::: Entries shown
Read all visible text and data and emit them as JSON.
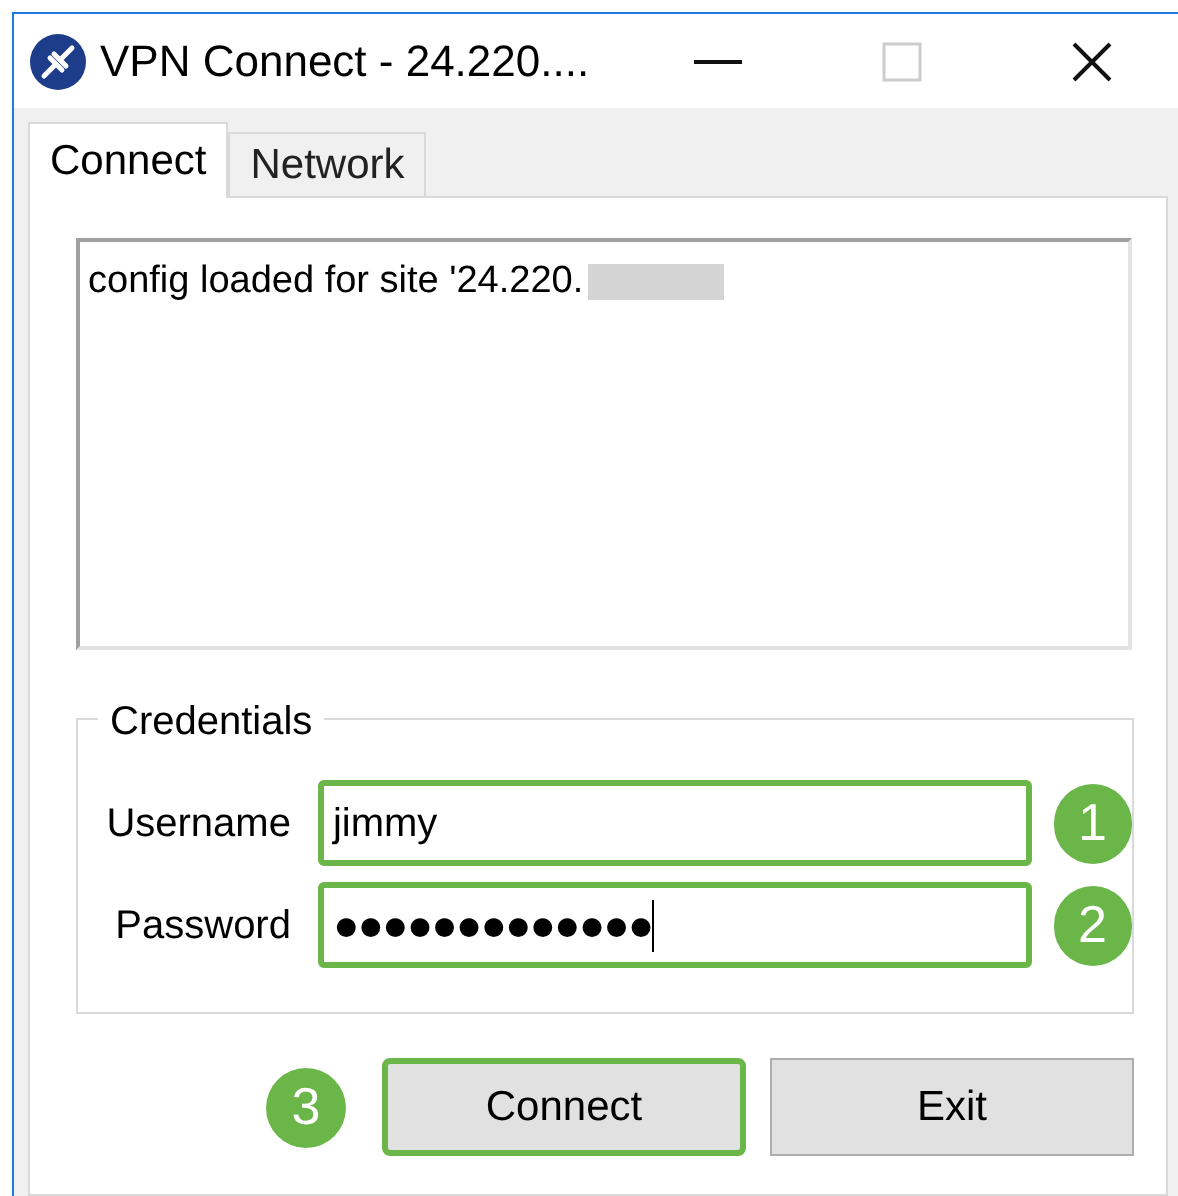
{
  "window": {
    "title": "VPN Connect - 24.220...."
  },
  "tabs": [
    {
      "label": "Connect",
      "selected": true
    },
    {
      "label": "Network",
      "selected": false
    }
  ],
  "log": {
    "lines": [
      {
        "text": "config loaded for site '24.220.",
        "redacted": true
      }
    ]
  },
  "credentials": {
    "title": "Credentials",
    "fields": [
      {
        "label": "Username",
        "value": "jimmy",
        "kind": "text",
        "highlighted": true,
        "step": "1",
        "focused": false
      },
      {
        "label": "Password",
        "value": "●●●●●●●●●●●●●",
        "kind": "password",
        "highlighted": true,
        "step": "2",
        "focused": true
      }
    ]
  },
  "buttons": [
    {
      "label": "Connect",
      "highlighted": true,
      "step": "3"
    },
    {
      "label": "Exit",
      "highlighted": false
    }
  ]
}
::::::
Repeat all the records above exactly, leaving out any pictures.

Read all visible text and data and emit them as JSON.
{
  "window": {
    "title": "VPN Connect - 24.220...."
  },
  "tabs": [
    {
      "label": "Connect",
      "selected": true
    },
    {
      "label": "Network",
      "selected": false
    }
  ],
  "log": {
    "lines": [
      {
        "text": "config loaded for site '24.220.",
        "redacted": true
      }
    ]
  },
  "credentials": {
    "title": "Credentials",
    "fields": [
      {
        "label": "Username",
        "value": "jimmy",
        "kind": "text",
        "highlighted": true,
        "step": "1",
        "focused": false
      },
      {
        "label": "Password",
        "value": "●●●●●●●●●●●●●",
        "kind": "password",
        "highlighted": true,
        "step": "2",
        "focused": true
      }
    ]
  },
  "buttons": [
    {
      "label": "Connect",
      "highlighted": true,
      "step": "3"
    },
    {
      "label": "Exit",
      "highlighted": false
    }
  ]
}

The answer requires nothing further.